* PROBLEM REQUIREMENTS *
Each entry below should be written out exactly as it is, with no pictures.

Start of DATASET EXCERPTS

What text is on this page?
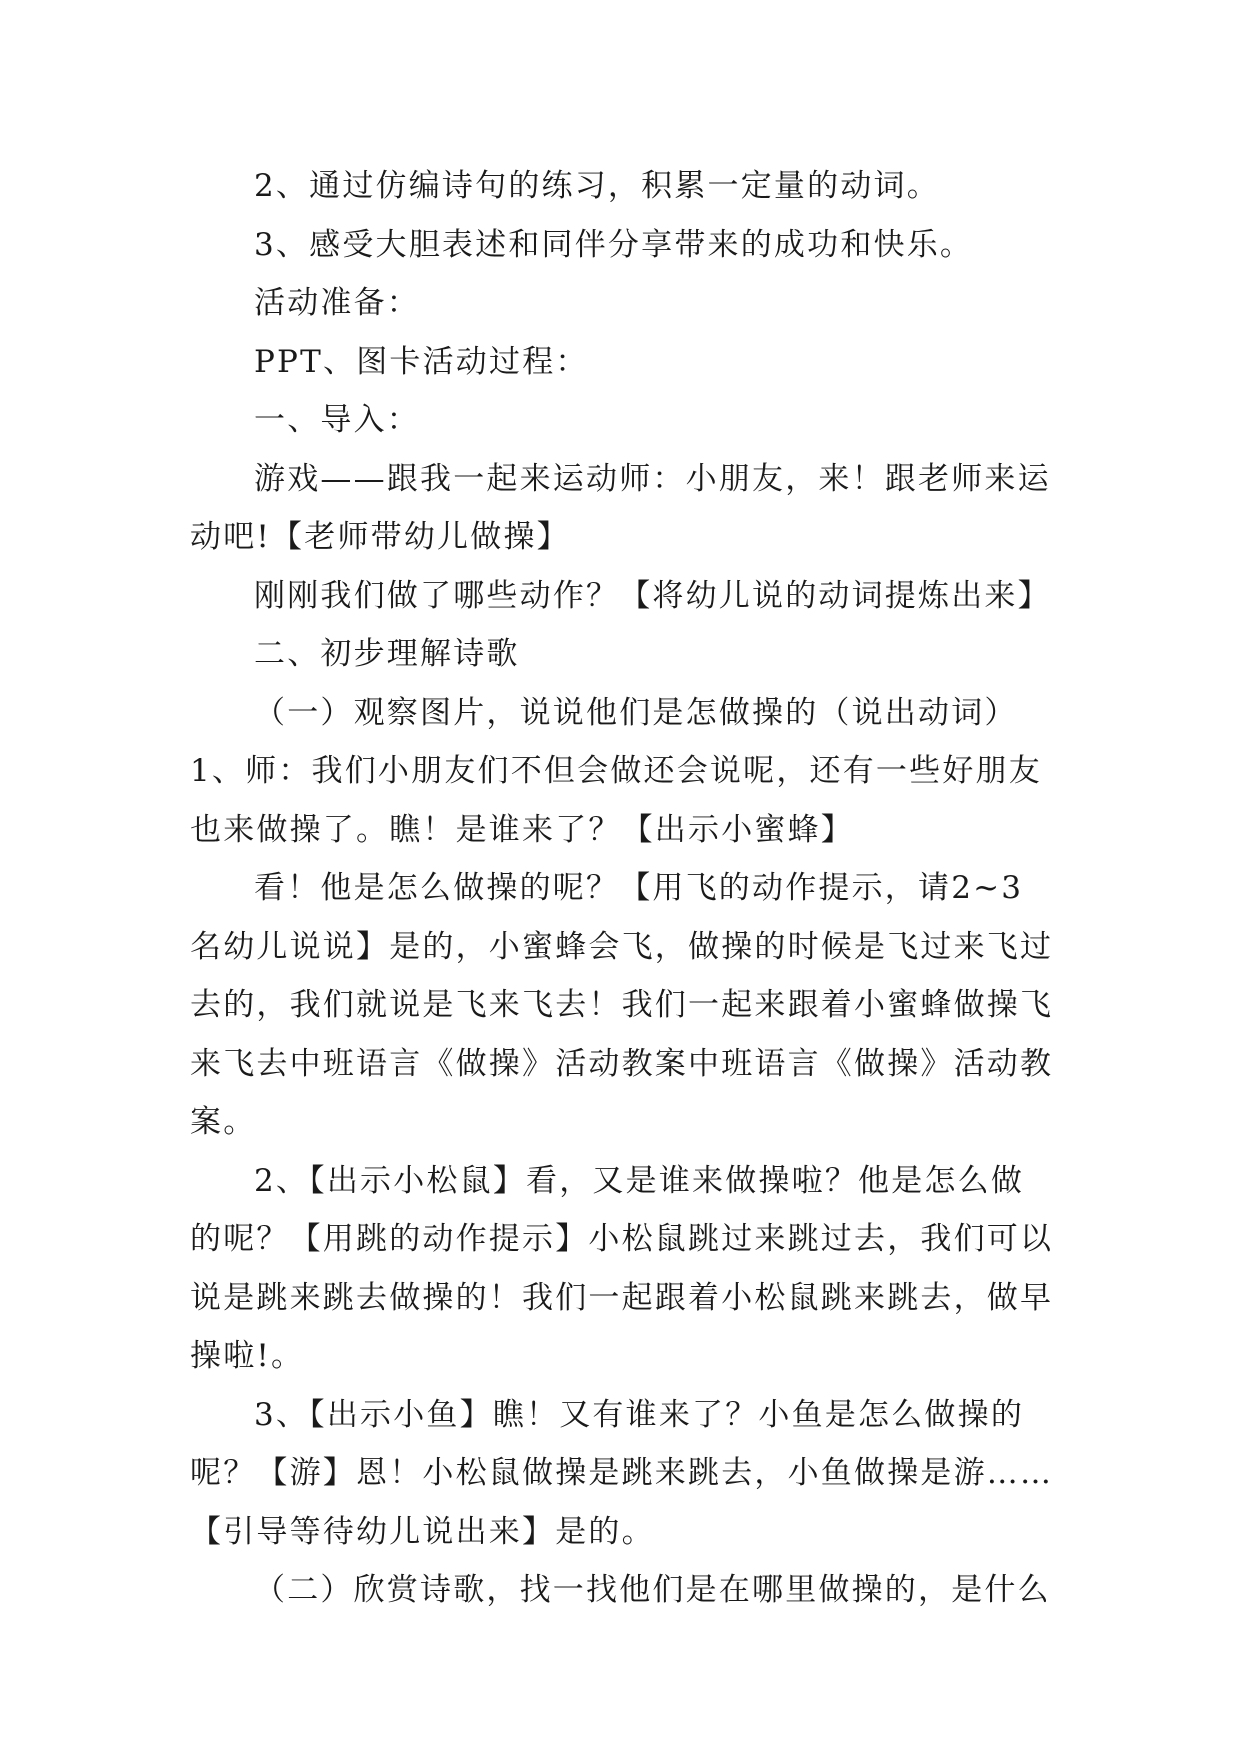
2、通过仿编诗句的练习，积累一定量的动词。

3、感受大胆表述和同伴分享带来的成功和快乐。

活动准备：

PPT、图卡活动过程：

一、导入：

游戏——跟我一起来运动师：小朋友，来！跟老师来运动吧!【老师带幼儿做操】

刚刚我们做了哪些动作？【将幼儿说的动词提炼出来】

二、初步理解诗歌

（一）观察图片，说说他们是怎做操的（说出动词）1、师：我们小朋友们不但会做还会说呢，还有一些好朋友也来做操了。瞧！是谁来了？【出示小蜜蜂】

看！他是怎么做操的呢？【用飞的动作提示，请2~3名幼儿说说】是的，小蜜蜂会飞，做操的时候是飞过来飞过去的，我们就说是飞来飞去！我们一起来跟着小蜜蜂做操飞来飞去中班语言《做操》活动教案中班语言《做操》活动教案。

2、【出示小松鼠】看，又是谁来做操啦？他是怎么做的呢？【用跳的动作提示】小松鼠跳过来跳过去，我们可以说是跳来跳去做操的！我们一起跟着小松鼠跳来跳去，做早操啦!。

3、【出示小鱼】瞧！又有谁来了？小鱼是怎么做操的呢？【游】恩！小松鼠做操是跳来跳去，小鱼做操是游……【引导等待幼儿说出来】是的。

（二）欣赏诗歌，找一找他们是在哪里做操的，是什么
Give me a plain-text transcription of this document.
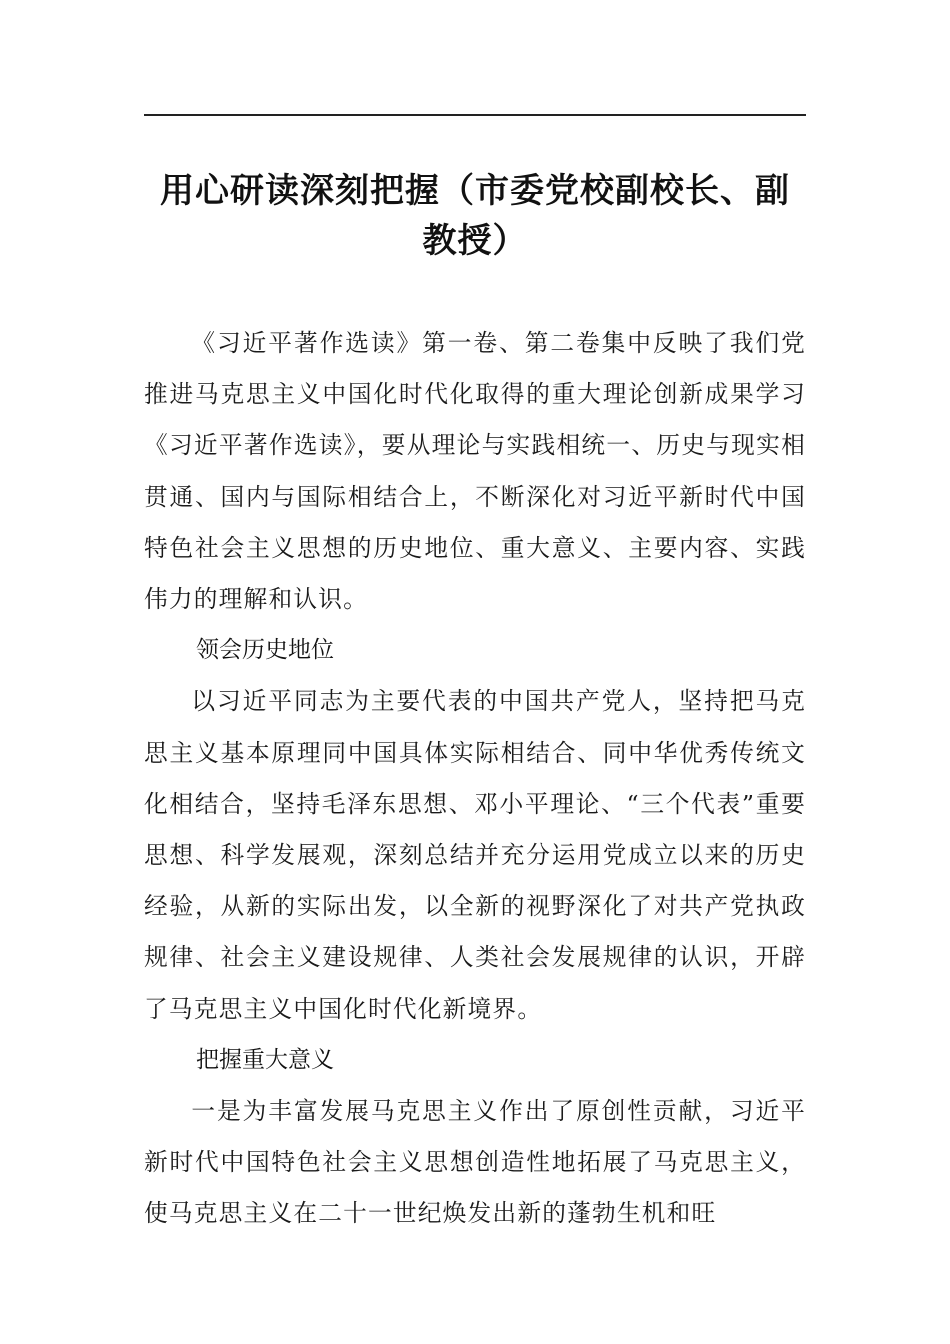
用心研读深刻把握（市委党校副校长、副教授）

《习近平著作选读》第一卷、第二卷集中反映了我们党推进马克思主义中国化时代化取得的重大理论创新成果学习《习近平著作选读》，要从理论与实践相统一、历史与现实相贯通、国内与国际相结合上，不断深化对习近平新时代中国特色社会主义思想的历史地位、重大意义、主要内容、实践伟力的理解和认识。

领会历史地位

以习近平同志为主要代表的中国共产党人，坚持把马克思主义基本原理同中国具体实际相结合、同中华优秀传统文化相结合，坚持毛泽东思想、邓小平理论、“三个代表”重要思想、科学发展观，深刻总结并充分运用党成立以来的历史经验，从新的实际出发，以全新的视野深化了对共产党执政规律、社会主义建设规律、人类社会发展规律的认识，开辟了马克思主义中国化时代化新境界。

把握重大意义

一是为丰富发展马克思主义作出了原创性贡献，习近平新时代中国特色社会主义思想创造性地拓展了马克思主义，使马克思主义在二十一世纪焕发出新的蓬勃生机和旺
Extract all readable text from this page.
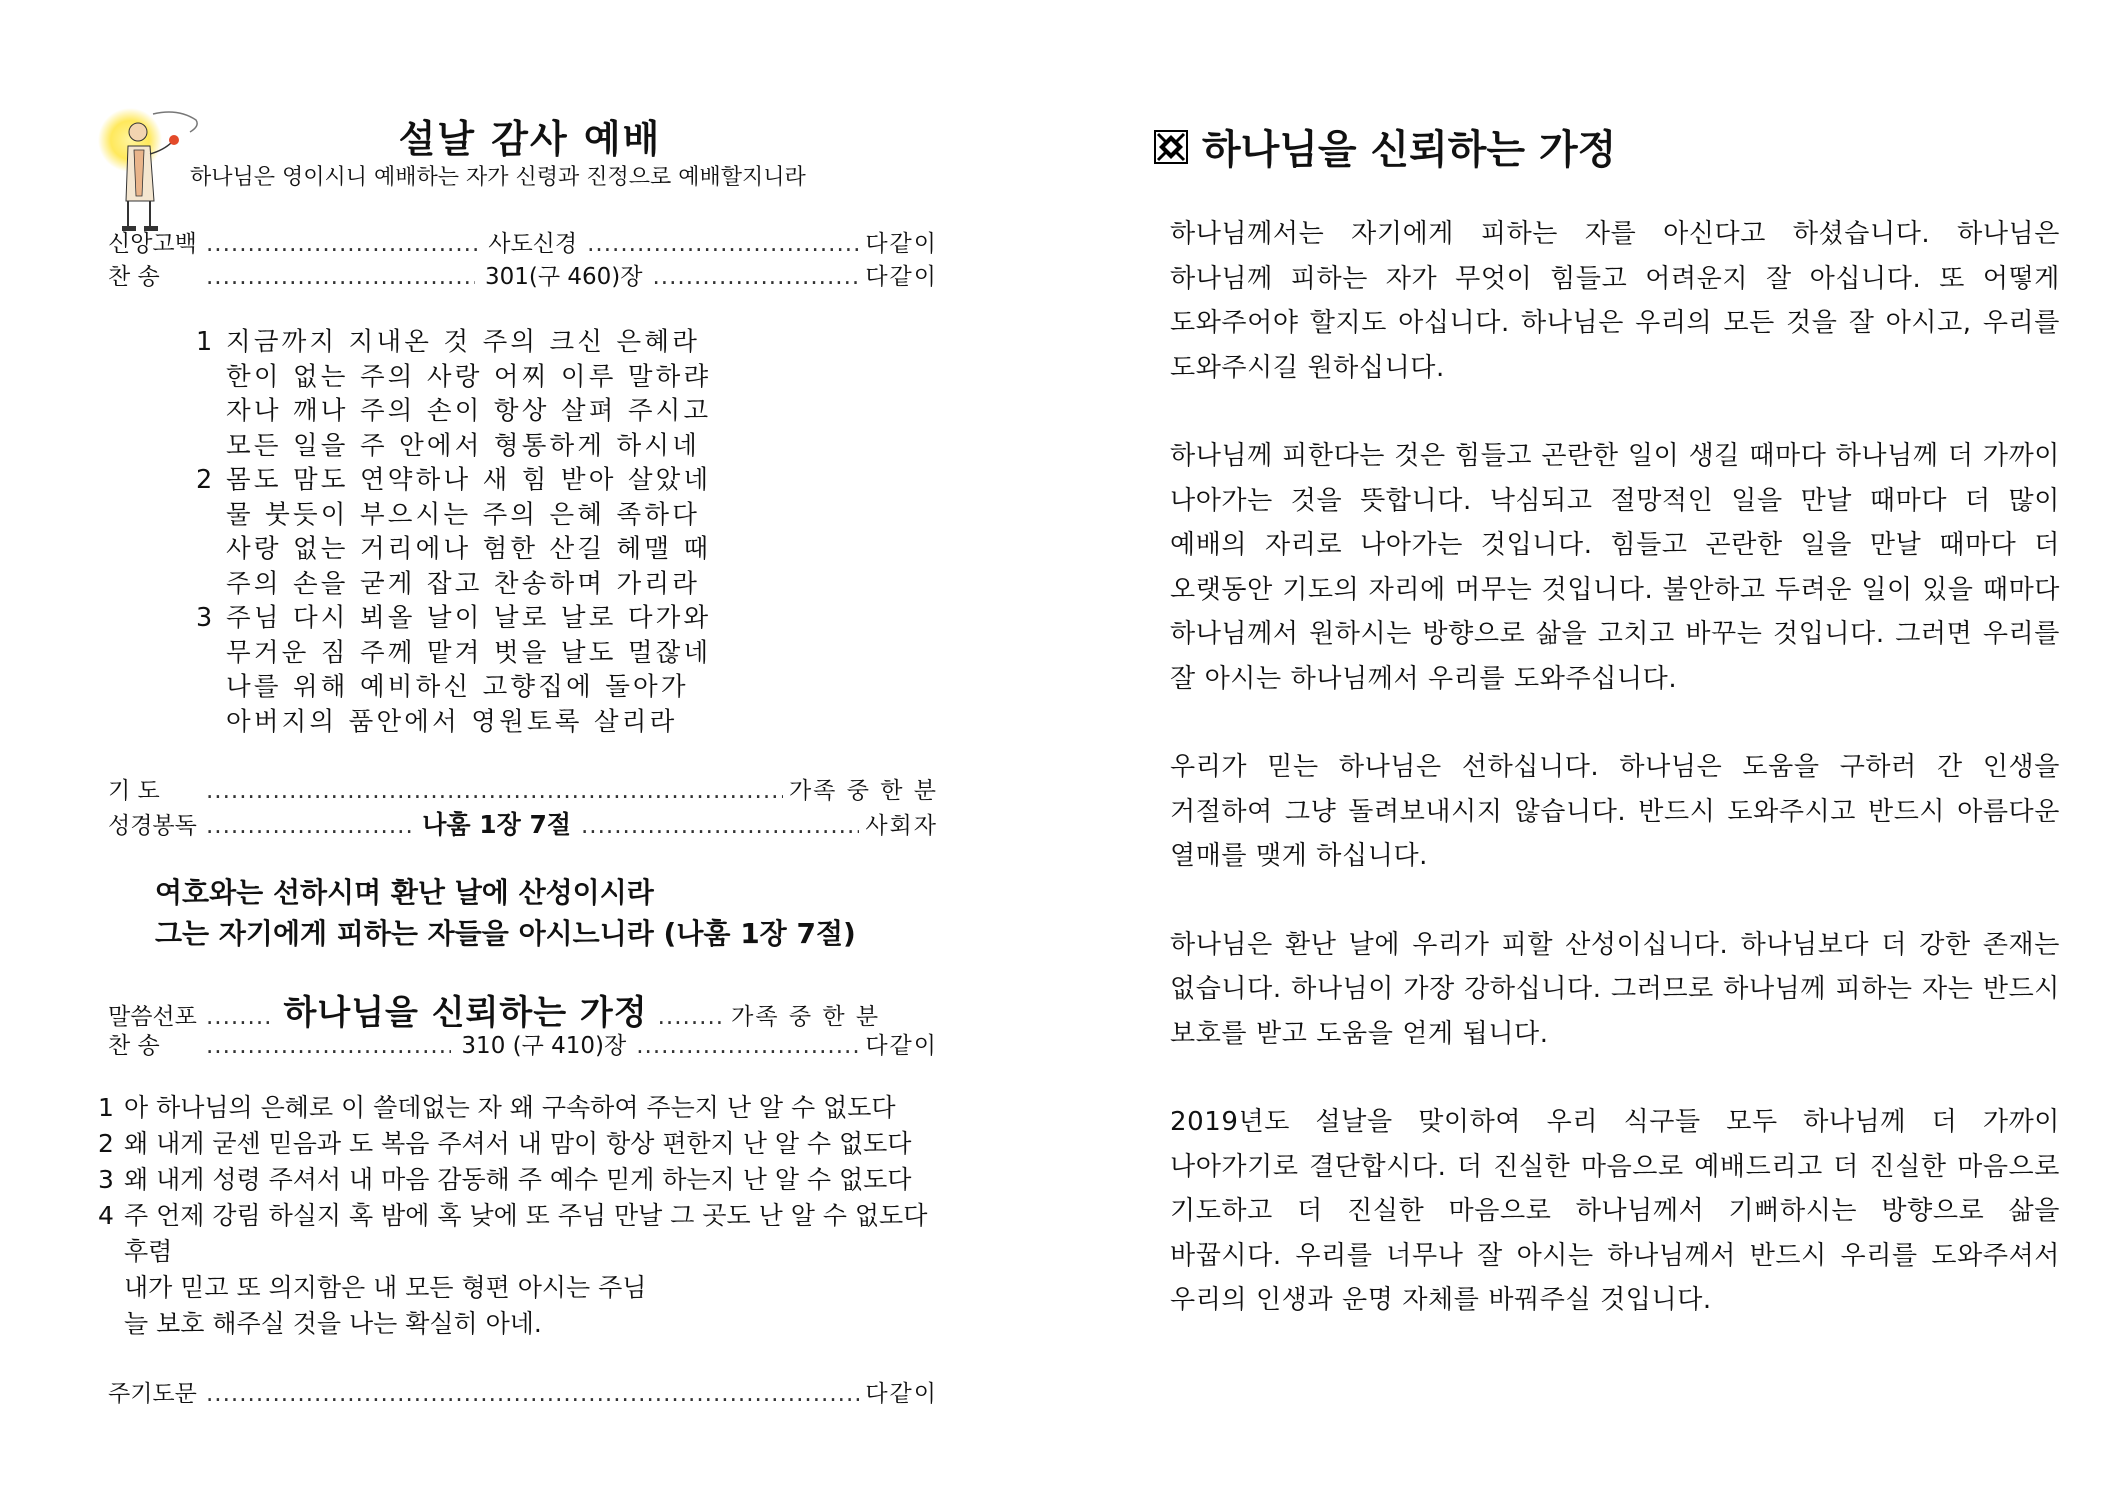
설날 감사 예배
하나님은 영이시니 예배하는 자가 신령과 진정으로 예배할지니라
신앙고백 .....	사도신경 .....	다같이
찬 송 .....	301(구 460)장 .....	다같이
1 지금까지 지내온 것 주의 크신 은혜라
한이 없는 주의 사랑 어찌 이루 말하랴
자나 깨나 주의 손이 항상 살펴 주시고
모든 일을 주 안에서 형통하게 하시네
2 몸도 맘도 연약하나 새 힘 받아 살았네
물 붓듯이 부으시는 주의 은혜 족하다
사랑 없는 거리에나 험한 산길 헤맬 때
주의 손을 굳게 잡고 찬송하며 가리라
3 주님 다시 뵈올 날이 날로 날로 다가와
무거운 짐 주께 맡겨 벗을 날도 멀잖네
나를 위해 예비하신 고향집에 돌아가
아버지의 품안에서 영원토록 살리라
기 도 .....	가족 중 한 분
성경봉독 .....	나훔 1장 7절 .....	사회자
여호와는 선하시며 환난 날에 산성이시라
그는 자기에게 피하는 자들을 아시느니라 (나훔 1장 7절)
말씀선포 .....	하나님을 신뢰하는 가정 .....	가족 중 한 분
찬 송 .....	310 (구 410)장 .....	다같이
1 아 하나님의 은혜로 이 쓸데없는 자 왜 구속하여 주는지 난 알 수 없도다
2 왜 내게 굳센 믿음과 도 복음 주셔서 내 맘이 항상 편한지 난 알 수 없도다
3 왜 내게 성령 주셔서 내 마음 감동해 주 예수 믿게 하는지 난 알 수 없도다
4 주 언제 강림 하실지 혹 밤에 혹 낮에 또 주님 만날 그 곳도 난 알 수 없도다
후렴
내가 믿고 또 의지함은 내 모든 형편 아시는 주님
늘 보호 해주실 것을 나는 확실히 아네.
주기도문 .....	다같이
하나님을 신뢰하는 가정

하나님께서는 자기에게 피하는 자를 아신다고 하셨습니다. 하나님은 하나님께 피하는 자가 무엇이 힘들고 어려운지 잘 아십니다. 또 어떻게 도와주어야 할지도 아십니다. 하나님은 우리의 모든 것을 잘 아시고, 우리를 도와주시길 원하십니다.

하나님께 피한다는 것은 힘들고 곤란한 일이 생길 때마다 하나님께 더 가까이 나아가는 것을 뜻합니다. 낙심되고 절망적인 일을 만날 때마다 더 많이 예배의 자리로 나아가는 것입니다. 힘들고 곤란한 일을 만날 때마다 더 오랫동안 기도의 자리에 머무는 것입니다. 불안하고 두려운 일이 있을 때마다 하나님께서 원하시는 방향으로 삶을 고치고 바꾸는 것입니다. 그러면 우리를 잘 아시는 하나님께서 우리를 도와주십니다.

우리가 믿는 하나님은 선하십니다. 하나님은 도움을 구하러 간 인생을 거절하여 그냥 돌려보내시지 않습니다. 반드시 도와주시고 반드시 아름다운 열매를 맺게 하십니다.

하나님은 환난 날에 우리가 피할 산성이십니다. 하나님보다 더 강한 존재는 없습니다. 하나님이 가장 강하십니다. 그러므로 하나님께 피하는 자는 반드시 보호를 받고 도움을 얻게 됩니다.

2019년도 설날을 맞이하여 우리 식구들 모두 하나님께 더 가까이 나아가기로 결단합시다. 더 진실한 마음으로 예배드리고 더 진실한 마음으로 기도하고 더 진실한 마음으로 하나님께서 기뻐하시는 방향으로 삶을 바꿉시다. 우리를 너무나 잘 아시는 하나님께서 반드시 우리를 도와주셔서 우리의 인생과 운명 자체를 바꿔주실 것입니다.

End of DATASET EXCERPTS

* ANSWER *
What text is on this page?
2、通过仿编诗句的练习，积累一定量的动词。

3、感受大胆表述和同伴分享带来的成功和快乐。

活动准备：

PPT、图卡活动过程：

一、导入：

游戏——跟我一起来运动师：小朋友，来！跟老师来运动吧!【老师带幼儿做操】

刚刚我们做了哪些动作？【将幼儿说的动词提炼出来】

二、初步理解诗歌

（一）观察图片，说说他们是怎做操的（说出动词）1、师：我们小朋友们不但会做还会说呢，还有一些好朋友也来做操了。瞧！是谁来了？【出示小蜜蜂】

看！他是怎么做操的呢？【用飞的动作提示，请2~3名幼儿说说】是的，小蜜蜂会飞，做操的时候是飞过来飞过去的，我们就说是飞来飞去！我们一起来跟着小蜜蜂做操飞来飞去中班语言《做操》活动教案中班语言《做操》活动教案。

2、【出示小松鼠】看，又是谁来做操啦？他是怎么做的呢？【用跳的动作提示】小松鼠跳过来跳过去，我们可以说是跳来跳去做操的！我们一起跟着小松鼠跳来跳去，做早操啦!。

3、【出示小鱼】瞧！又有谁来了？小鱼是怎么做操的呢？【游】恩！小松鼠做操是跳来跳去，小鱼做操是游……【引导等待幼儿说出来】是的。

（二）欣赏诗歌，找一找他们是在哪里做操的，是什么
Give me a plain-text transcription of this document.
用心研读深刻把握（市委党校副校长、副教授）

《习近平著作选读》第一卷、第二卷集中反映了我们党推进马克思主义中国化时代化取得的重大理论创新成果学习《习近平著作选读》，要从理论与实践相统一、历史与现实相贯通、国内与国际相结合上，不断深化对习近平新时代中国特色社会主义思想的历史地位、重大意义、主要内容、实践伟力的理解和认识。

领会历史地位

以习近平同志为主要代表的中国共产党人，坚持把马克思主义基本原理同中国具体实际相结合、同中华优秀传统文化相结合，坚持毛泽东思想、邓小平理论、“三个代表”重要思想、科学发展观，深刻总结并充分运用党成立以来的历史经验，从新的实际出发，以全新的视野深化了对共产党执政规律、社会主义建设规律、人类社会发展规律的认识，开辟了马克思主义中国化时代化新境界。

把握重大意义

一是为丰富发展马克思主义作出了原创性贡献，习近平新时代中国特色社会主义思想创造性地拓展了马克思主义，使马克思主义在二十一世纪焕发出新的蓬勃生机和旺
Extract all readable text from this page.
설날 감사 예배
하나님은 영이시니 예배하는 자가 신령과 진정으로 예배할지니라
신앙고백 .....	사도신경 .....	다같이
찬 송 .....	301(구 460)장 .....	다같이
1 지금까지 지내온 것 주의 크신 은혜라
한이 없는 주의 사랑 어찌 이루 말하랴
자나 깨나 주의 손이 항상 살펴 주시고
모든 일을 주 안에서 형통하게 하시네
2 몸도 맘도 연약하나 새 힘 받아 살았네
물 붓듯이 부으시는 주의 은혜 족하다
사랑 없는 거리에나 험한 산길 헤맬 때
주의 손을 굳게 잡고 찬송하며 가리라
3 주님 다시 뵈올 날이 날로 날로 다가와
무거운 짐 주께 맡겨 벗을 날도 멀잖네
나를 위해 예비하신 고향집에 돌아가
아버지의 품안에서 영원토록 살리라
기 도 .....	가족 중 한 분
성경봉독 .....	나훔 1장 7절 .....	사회자
여호와는 선하시며 환난 날에 산성이시라
그는 자기에게 피하는 자들을 아시느니라 (나훔 1장 7절)
말씀선포 .....	하나님을 신뢰하는 가정 .....	가족 중 한 분
찬 송 .....	310 (구 410)장 .....	다같이
1 아 하나님의 은혜로 이 쓸데없는 자 왜 구속하여 주는지 난 알 수 없도다
2 왜 내게 굳센 믿음과 도 복음 주셔서 내 맘이 항상 편한지 난 알 수 없도다
3 왜 내게 성령 주셔서 내 마음 감동해 주 예수 믿게 하는지 난 알 수 없도다
4 주 언제 강림 하실지 혹 밤에 혹 낮에 또 주님 만날 그 곳도 난 알 수 없도다
후렴
내가 믿고 또 의지함은 내 모든 형편 아시는 주님
늘 보호 해주실 것을 나는 확실히 아네.
주기도문 .....	다같이
하나님을 신뢰하는 가정

하나님께서는 자기에게 피하는 자를 아신다고 하셨습니다. 하나님은 하나님께 피하는 자가 무엇이 힘들고 어려운지 잘 아십니다. 또 어떻게 도와주어야 할지도 아십니다. 하나님은 우리의 모든 것을 잘 아시고, 우리를 도와주시길 원하십니다.

하나님께 피한다는 것은 힘들고 곤란한 일이 생길 때마다 하나님께 더 가까이 나아가는 것을 뜻합니다. 낙심되고 절망적인 일을 만날 때마다 더 많이 예배의 자리로 나아가는 것입니다. 힘들고 곤란한 일을 만날 때마다 더 오랫동안 기도의 자리에 머무는 것입니다. 불안하고 두려운 일이 있을 때마다 하나님께서 원하시는 방향으로 삶을 고치고 바꾸는 것입니다. 그러면 우리를 잘 아시는 하나님께서 우리를 도와주십니다.

우리가 믿는 하나님은 선하십니다. 하나님은 도움을 구하러 간 인생을 거절하여 그냥 돌려보내시지 않습니다. 반드시 도와주시고 반드시 아름다운 열매를 맺게 하십니다.

하나님은 환난 날에 우리가 피할 산성이십니다. 하나님보다 더 강한 존재는 없습니다. 하나님이 가장 강하십니다. 그러므로 하나님께 피하는 자는 반드시 보호를 받고 도움을 얻게 됩니다.

2019년도 설날을 맞이하여 우리 식구들 모두 하나님께 더 가까이 나아가기로 결단합시다. 더 진실한 마음으로 예배드리고 더 진실한 마음으로 기도하고 더 진실한 마음으로 하나님께서 기뻐하시는 방향으로 삶을 바꿉시다. 우리를 너무나 잘 아시는 하나님께서 반드시 우리를 도와주셔서 우리의 인생과 운명 자체를 바꿔주실 것입니다.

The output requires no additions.